▸ **Directive**
Repeat the listing in full, preserving every character.

▸ **Dataset entries**
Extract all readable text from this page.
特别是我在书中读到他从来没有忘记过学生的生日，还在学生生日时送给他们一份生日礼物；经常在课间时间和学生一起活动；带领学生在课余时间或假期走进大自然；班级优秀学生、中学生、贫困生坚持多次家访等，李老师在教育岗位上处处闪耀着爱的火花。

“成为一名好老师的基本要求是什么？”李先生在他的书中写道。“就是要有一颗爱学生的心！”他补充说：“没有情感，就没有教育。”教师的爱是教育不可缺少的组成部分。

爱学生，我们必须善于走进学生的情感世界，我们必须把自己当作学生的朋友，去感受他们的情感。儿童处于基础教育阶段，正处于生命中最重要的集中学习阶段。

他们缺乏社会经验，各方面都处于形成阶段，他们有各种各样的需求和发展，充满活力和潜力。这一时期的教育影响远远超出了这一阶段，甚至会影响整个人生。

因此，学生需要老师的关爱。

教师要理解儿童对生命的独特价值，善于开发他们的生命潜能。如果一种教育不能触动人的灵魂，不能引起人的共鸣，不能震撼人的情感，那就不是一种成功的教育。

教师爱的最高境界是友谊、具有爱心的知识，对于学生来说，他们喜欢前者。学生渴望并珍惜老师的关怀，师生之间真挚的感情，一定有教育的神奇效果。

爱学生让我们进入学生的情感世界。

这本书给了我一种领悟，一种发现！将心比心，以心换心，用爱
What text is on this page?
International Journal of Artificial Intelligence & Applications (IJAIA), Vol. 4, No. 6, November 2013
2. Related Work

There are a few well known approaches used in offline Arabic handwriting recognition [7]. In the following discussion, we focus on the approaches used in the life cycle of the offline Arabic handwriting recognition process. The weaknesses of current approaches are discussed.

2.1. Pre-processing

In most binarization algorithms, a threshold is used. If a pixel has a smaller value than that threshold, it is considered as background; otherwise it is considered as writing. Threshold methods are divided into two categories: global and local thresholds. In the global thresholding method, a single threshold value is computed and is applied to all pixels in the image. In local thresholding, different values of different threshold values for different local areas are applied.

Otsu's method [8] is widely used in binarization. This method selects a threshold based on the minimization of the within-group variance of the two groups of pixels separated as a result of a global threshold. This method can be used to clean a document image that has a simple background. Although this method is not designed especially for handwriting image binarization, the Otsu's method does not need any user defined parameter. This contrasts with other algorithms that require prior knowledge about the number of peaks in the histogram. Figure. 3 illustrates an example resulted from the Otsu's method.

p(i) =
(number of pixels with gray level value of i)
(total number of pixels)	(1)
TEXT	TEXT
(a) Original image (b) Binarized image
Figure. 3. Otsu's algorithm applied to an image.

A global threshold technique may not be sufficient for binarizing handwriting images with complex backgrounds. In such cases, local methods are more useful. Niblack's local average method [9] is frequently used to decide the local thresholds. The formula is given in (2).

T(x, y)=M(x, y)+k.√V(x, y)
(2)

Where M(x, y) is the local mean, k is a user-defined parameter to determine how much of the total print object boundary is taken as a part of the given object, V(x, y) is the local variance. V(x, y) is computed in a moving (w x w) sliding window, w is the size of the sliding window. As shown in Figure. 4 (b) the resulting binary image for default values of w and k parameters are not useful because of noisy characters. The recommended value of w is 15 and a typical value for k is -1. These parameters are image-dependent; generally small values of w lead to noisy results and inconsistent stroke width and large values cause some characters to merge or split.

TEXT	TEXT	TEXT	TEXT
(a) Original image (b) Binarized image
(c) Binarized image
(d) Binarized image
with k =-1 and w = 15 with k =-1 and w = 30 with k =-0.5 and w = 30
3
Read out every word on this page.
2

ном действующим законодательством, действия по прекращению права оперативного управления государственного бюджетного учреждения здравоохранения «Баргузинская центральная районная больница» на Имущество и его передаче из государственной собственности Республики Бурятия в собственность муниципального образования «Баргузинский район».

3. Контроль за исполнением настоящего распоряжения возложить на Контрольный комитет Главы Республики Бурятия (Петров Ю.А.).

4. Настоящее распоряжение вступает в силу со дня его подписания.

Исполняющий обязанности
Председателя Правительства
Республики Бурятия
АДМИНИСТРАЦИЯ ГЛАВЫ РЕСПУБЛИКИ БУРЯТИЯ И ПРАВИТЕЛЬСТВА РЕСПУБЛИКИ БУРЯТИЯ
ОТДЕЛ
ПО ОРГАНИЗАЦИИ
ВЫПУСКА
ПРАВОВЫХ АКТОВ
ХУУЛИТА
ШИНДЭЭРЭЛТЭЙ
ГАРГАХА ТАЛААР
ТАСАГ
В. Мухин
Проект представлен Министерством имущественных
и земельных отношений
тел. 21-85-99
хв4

▸ **The completed task**
Extract all readable text from this page.
特别是我在书中读到他从来没有忘记过学生的生日，还在学生生日时送给他们一份生日礼物；经常在课间时间和学生一起活动；带领学生在课余时间或假期走进大自然；班级优秀学生、中学生、贫困生坚持多次家访等，李老师在教育岗位上处处闪耀着爱的火花。

“成为一名好老师的基本要求是什么？”李先生在他的书中写道。“就是要有一颗爱学生的心！”他补充说：“没有情感，就没有教育。”教师的爱是教育不可缺少的组成部分。

爱学生，我们必须善于走进学生的情感世界，我们必须把自己当作学生的朋友，去感受他们的情感。儿童处于基础教育阶段，正处于生命中最重要的集中学习阶段。

他们缺乏社会经验，各方面都处于形成阶段，他们有各种各样的需求和发展，充满活力和潜力。这一时期的教育影响远远超出了这一阶段，甚至会影响整个人生。

因此，学生需要老师的关爱。

教师要理解儿童对生命的独特价值，善于开发他们的生命潜能。如果一种教育不能触动人的灵魂，不能引起人的共鸣，不能震撼人的情感，那就不是一种成功的教育。

教师爱的最高境界是友谊、具有爱心的知识，对于学生来说，他们喜欢前者。学生渴望并珍惜老师的关怀，师生之间真挚的感情，一定有教育的神奇效果。

爱学生让我们进入学生的情感世界。

这本书给了我一种领悟，一种发现！将心比心，以心换心，用爱
What text is on this page?
International Journal of Artificial Intelligence & Applications (IJAIA), Vol. 4, No. 6, November 2013
2. Related Work

There are a few well known approaches used in offline Arabic handwriting recognition [7]. In the following discussion, we focus on the approaches used in the life cycle of the offline Arabic handwriting recognition process. The weaknesses of current approaches are discussed.

2.1. Pre-processing

In most binarization algorithms, a threshold is used. If a pixel has a smaller value than that threshold, it is considered as background; otherwise it is considered as writing. Threshold methods are divided into two categories: global and local thresholds. In the global thresholding method, a single threshold value is computed and is applied to all pixels in the image. In local thresholding, different values of different threshold values for different local areas are applied.

Otsu's method [8] is widely used in binarization. This method selects a threshold based on the minimization of the within-group variance of the two groups of pixels separated as a result of a global threshold. This method can be used to clean a document image that has a simple background. Although this method is not designed especially for handwriting image binarization, the Otsu's method does not need any user defined parameter. This contrasts with other algorithms that require prior knowledge about the number of peaks in the histogram. Figure. 3 illustrates an example resulted from the Otsu's method.

p(i) =
(number of pixels with gray level value of i)
(total number of pixels)	(1)
TEXT	TEXT
(a) Original image (b) Binarized image
Figure. 3. Otsu's algorithm applied to an image.

A global threshold technique may not be sufficient for binarizing handwriting images with complex backgrounds. In such cases, local methods are more useful. Niblack's local average method [9] is frequently used to decide the local thresholds. The formula is given in (2).

T(x, y)=M(x, y)+k.√V(x, y)
(2)

Where M(x, y) is the local mean, k is a user-defined parameter to determine how much of the total print object boundary is taken as a part of the given object, V(x, y) is the local variance. V(x, y) is computed in a moving (w x w) sliding window, w is the size of the sliding window. As shown in Figure. 4 (b) the resulting binary image for default values of w and k parameters are not useful because of noisy characters. The recommended value of w is 15 and a typical value for k is -1. These parameters are image-dependent; generally small values of w lead to noisy results and inconsistent stroke width and large values cause some characters to merge or split.

TEXT	TEXT	TEXT	TEXT
(a) Original image (b) Binarized image
(c) Binarized image
(d) Binarized image
with k =-1 and w = 15 with k =-1 and w = 30 with k =-0.5 and w = 30
3
Read out every word on this page.
2

ном действующим законодательством, действия по прекращению права оперативного управления государственного бюджетного учреждения здравоохранения «Баргузинская центральная районная больница» на Имущество и его передаче из государственной собственности Республики Бурятия в собственность муниципального образования «Баргузинский район».

3. Контроль за исполнением настоящего распоряжения возложить на Контрольный комитет Главы Республики Бурятия (Петров Ю.А.).

4. Настоящее распоряжение вступает в силу со дня его подписания.

Исполняющий обязанности
Председателя Правительства
Республики Бурятия
АДМИНИСТРАЦИЯ ГЛАВЫ РЕСПУБЛИКИ БУРЯТИЯ И ПРАВИТЕЛЬСТВА РЕСПУБЛИКИ БУРЯТИЯ
ОТДЕЛ
ПО ОРГАНИЗАЦИИ
ВЫПУСКА
ПРАВОВЫХ АКТОВ
ХУУЛИТА
ШИНДЭЭРЭЛТЭЙ
ГАРГАХА ТАЛААР
ТАСАГ
В. Мухин
Проект представлен Министерством имущественных
и земельных отношений
тел. 21-85-99
хв4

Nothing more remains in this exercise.